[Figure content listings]
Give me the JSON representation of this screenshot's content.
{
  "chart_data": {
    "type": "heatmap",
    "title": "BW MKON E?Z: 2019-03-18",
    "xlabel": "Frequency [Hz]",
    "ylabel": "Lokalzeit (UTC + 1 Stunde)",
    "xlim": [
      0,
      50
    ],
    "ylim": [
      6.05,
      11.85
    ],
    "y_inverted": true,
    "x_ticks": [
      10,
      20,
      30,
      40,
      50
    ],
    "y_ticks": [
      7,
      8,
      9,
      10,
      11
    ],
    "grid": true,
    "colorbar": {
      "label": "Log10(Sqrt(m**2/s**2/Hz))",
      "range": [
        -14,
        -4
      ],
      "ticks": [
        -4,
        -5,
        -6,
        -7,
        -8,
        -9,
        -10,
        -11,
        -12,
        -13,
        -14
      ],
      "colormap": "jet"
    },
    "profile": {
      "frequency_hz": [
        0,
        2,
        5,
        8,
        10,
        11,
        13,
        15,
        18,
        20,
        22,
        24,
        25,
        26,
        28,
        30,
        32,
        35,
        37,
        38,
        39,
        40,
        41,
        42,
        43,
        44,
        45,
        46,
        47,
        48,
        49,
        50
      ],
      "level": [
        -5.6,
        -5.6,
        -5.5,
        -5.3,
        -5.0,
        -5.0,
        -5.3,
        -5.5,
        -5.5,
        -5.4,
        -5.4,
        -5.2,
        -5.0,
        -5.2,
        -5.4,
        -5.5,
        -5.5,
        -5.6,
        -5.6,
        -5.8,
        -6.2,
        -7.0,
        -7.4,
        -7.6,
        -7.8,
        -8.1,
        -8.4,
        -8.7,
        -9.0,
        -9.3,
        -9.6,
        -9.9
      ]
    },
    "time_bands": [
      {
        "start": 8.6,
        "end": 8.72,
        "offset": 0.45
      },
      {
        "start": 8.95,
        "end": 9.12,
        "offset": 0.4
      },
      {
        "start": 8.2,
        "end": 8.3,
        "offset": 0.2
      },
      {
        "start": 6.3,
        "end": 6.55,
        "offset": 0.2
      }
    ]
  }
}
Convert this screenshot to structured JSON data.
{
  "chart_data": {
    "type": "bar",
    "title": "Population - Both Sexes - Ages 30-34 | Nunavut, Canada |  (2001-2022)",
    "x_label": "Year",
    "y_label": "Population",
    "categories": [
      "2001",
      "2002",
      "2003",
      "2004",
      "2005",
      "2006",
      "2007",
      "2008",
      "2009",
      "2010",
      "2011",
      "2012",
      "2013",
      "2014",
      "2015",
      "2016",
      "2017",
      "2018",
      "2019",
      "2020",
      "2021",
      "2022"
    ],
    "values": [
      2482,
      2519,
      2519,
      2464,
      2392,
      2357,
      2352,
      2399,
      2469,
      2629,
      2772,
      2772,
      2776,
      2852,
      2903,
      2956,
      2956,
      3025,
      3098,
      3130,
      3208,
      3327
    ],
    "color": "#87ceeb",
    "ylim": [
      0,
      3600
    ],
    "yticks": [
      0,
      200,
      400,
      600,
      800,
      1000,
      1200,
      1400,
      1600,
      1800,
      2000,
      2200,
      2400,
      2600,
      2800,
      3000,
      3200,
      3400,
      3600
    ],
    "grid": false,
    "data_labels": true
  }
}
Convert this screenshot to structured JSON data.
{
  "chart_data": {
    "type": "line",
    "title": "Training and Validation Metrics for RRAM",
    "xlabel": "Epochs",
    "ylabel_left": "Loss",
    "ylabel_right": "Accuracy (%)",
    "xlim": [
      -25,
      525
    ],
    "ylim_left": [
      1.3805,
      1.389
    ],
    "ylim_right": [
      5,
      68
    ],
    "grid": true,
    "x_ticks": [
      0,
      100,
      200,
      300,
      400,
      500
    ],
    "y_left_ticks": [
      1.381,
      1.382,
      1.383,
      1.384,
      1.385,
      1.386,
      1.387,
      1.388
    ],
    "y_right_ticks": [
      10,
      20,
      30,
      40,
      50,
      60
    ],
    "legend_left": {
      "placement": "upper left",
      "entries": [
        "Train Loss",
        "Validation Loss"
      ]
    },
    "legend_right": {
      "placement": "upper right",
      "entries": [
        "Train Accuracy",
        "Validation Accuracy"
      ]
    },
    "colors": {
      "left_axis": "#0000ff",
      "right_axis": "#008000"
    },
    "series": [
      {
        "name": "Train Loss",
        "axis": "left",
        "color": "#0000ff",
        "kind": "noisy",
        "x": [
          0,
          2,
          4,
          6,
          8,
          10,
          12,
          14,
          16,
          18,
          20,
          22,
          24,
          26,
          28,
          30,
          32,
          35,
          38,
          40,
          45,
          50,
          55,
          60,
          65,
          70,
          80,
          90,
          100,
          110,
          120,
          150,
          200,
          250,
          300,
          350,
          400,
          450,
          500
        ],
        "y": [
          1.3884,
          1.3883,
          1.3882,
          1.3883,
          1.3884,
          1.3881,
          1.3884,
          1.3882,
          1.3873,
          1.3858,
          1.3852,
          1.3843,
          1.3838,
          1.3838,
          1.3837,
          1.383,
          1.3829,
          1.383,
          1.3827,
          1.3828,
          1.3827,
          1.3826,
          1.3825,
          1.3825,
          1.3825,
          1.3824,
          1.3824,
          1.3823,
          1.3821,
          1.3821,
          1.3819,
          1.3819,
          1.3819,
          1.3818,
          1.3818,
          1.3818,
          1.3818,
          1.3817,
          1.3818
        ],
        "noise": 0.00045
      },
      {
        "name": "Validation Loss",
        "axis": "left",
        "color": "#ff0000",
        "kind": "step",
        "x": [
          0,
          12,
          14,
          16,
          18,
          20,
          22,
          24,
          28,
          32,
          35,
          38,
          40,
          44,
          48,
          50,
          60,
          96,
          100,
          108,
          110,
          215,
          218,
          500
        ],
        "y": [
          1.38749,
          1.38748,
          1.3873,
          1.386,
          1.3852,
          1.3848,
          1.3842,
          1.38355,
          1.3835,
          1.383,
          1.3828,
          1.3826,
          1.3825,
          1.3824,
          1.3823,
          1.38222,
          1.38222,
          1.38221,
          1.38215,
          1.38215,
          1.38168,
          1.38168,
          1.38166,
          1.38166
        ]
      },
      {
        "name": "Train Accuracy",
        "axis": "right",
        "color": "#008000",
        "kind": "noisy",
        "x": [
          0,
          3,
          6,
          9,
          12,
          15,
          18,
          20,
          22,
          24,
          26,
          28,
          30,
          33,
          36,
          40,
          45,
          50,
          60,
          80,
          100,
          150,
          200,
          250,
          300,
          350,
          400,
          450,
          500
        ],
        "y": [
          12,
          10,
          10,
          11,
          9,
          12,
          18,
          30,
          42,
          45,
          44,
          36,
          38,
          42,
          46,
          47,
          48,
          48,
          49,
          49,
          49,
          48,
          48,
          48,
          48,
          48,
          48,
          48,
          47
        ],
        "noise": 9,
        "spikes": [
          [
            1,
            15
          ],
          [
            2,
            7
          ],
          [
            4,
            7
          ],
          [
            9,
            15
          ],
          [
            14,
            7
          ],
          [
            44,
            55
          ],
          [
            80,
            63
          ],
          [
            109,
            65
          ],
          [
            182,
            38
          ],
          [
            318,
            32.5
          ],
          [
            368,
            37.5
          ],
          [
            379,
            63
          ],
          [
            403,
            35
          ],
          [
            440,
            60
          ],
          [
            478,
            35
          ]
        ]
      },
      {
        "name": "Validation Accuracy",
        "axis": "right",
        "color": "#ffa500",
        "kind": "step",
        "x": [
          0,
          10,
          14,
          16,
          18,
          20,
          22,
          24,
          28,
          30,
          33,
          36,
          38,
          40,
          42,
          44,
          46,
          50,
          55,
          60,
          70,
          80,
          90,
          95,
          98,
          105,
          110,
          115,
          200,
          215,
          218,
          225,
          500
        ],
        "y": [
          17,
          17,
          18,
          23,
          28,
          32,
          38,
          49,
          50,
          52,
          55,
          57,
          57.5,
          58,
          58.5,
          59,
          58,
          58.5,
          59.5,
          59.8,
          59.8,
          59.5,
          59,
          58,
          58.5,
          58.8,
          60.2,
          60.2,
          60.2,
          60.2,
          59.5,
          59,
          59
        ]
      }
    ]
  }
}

Direction:
Gather from the entries above all lines that include the string "Loss".

The response:
    "ylabel_left": "Loss",
        "Train Loss",
        "Validation Loss"
        "name": "Train Loss",
        "name": "Validation Loss",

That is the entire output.